─── Data section

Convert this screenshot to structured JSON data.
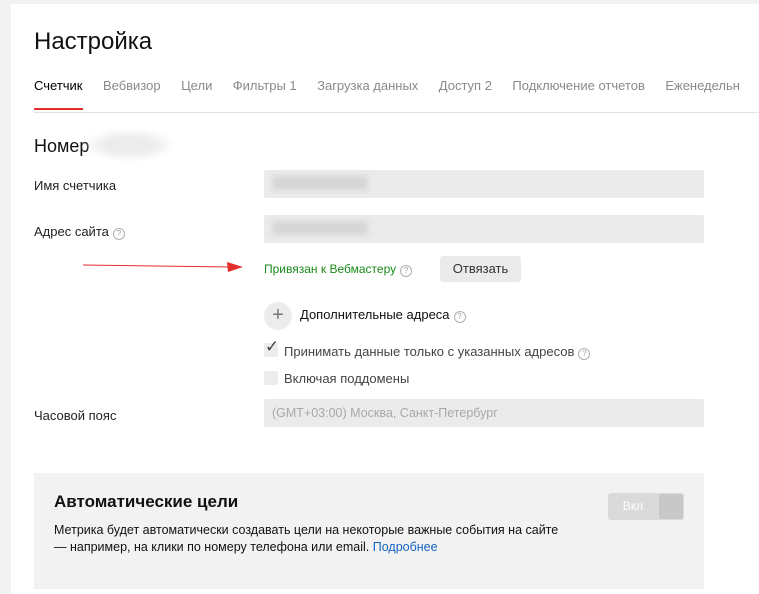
{
  "page": {
    "title": "Настройка"
  },
  "tabs": [
    {
      "label": "Счетчик",
      "count": ""
    },
    {
      "label": "Вебвизор",
      "count": ""
    },
    {
      "label": "Цели",
      "count": ""
    },
    {
      "label": "Фильтры",
      "count": "1"
    },
    {
      "label": "Загрузка данных",
      "count": ""
    },
    {
      "label": "Доступ",
      "count": "2"
    },
    {
      "label": "Подключение отчетов",
      "count": ""
    },
    {
      "label": "Еженедельн",
      "count": ""
    }
  ],
  "counter": {
    "number_label": "Номер"
  },
  "form": {
    "name_label": "Имя счетчика",
    "site_label": "Адрес сайта",
    "webmaster_status": "Привязан к Вебмастеру",
    "unlink_label": "Отвязать",
    "add_addresses_label": "Дополнительные адреса",
    "only_listed_label": "Принимать данные только с указанных адресов",
    "only_listed_checked": true,
    "subdomains_label": "Включая поддомены",
    "subdomains_checked": false,
    "timezone_label": "Часовой пояс",
    "timezone_value": "(GMT+03:00) Москва, Санкт-Петербург"
  },
  "auto_goals": {
    "title": "Автоматические цели",
    "description": "Метрика будет автоматически создавать цели на некоторые важные события на сайте — например, на клики по номеру телефона или email.",
    "more_link": "Подробнее",
    "toggle_label": "Вкл",
    "toggle_on": false
  },
  "colors": {
    "accent_red": "#e52e2e",
    "linked_green": "#1a8a1a",
    "link_blue": "#1565c0"
  }
}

──────

### Task directions
State, as a number only, how many lines in the entries include "false".

### Final answer
2